WORK TO COMPLETE
Gather up all lines that carry the word "File".

start

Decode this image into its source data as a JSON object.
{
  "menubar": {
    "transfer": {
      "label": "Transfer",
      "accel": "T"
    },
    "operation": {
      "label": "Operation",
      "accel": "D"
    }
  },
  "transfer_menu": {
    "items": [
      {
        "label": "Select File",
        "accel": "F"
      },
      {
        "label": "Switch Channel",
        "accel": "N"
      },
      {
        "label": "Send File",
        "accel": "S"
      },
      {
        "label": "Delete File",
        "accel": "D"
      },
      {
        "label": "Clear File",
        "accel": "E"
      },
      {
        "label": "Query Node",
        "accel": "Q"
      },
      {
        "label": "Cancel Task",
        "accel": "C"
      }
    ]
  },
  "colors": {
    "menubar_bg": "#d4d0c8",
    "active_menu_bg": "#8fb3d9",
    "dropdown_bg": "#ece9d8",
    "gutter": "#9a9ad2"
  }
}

end
start

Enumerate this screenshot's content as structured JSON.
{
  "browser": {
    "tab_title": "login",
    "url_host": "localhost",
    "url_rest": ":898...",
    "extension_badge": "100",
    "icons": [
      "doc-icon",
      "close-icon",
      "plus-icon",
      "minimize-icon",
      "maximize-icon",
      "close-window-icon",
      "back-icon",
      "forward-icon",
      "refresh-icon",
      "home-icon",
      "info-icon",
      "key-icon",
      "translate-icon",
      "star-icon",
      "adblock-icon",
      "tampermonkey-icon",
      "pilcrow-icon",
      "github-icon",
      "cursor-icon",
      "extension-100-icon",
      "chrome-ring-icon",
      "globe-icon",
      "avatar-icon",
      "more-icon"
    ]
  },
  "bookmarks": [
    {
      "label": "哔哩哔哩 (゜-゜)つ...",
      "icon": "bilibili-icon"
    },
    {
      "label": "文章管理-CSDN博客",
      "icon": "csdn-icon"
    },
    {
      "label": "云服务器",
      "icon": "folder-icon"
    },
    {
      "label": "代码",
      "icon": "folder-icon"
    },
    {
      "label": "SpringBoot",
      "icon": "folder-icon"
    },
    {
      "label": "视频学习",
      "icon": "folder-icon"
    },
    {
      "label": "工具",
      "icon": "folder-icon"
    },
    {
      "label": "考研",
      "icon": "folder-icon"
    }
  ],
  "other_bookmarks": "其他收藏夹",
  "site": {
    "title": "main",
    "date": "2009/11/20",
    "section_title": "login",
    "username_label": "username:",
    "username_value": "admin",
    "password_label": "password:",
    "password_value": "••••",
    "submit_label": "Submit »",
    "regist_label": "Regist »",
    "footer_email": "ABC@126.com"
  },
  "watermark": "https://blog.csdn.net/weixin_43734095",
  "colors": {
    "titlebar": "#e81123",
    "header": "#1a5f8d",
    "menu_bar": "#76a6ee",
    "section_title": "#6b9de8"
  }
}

end

SOLUTION TO THIS TASK
        "label": "Select File",
        "label": "Send File",
        "label": "Delete File",
        "label": "Clear File",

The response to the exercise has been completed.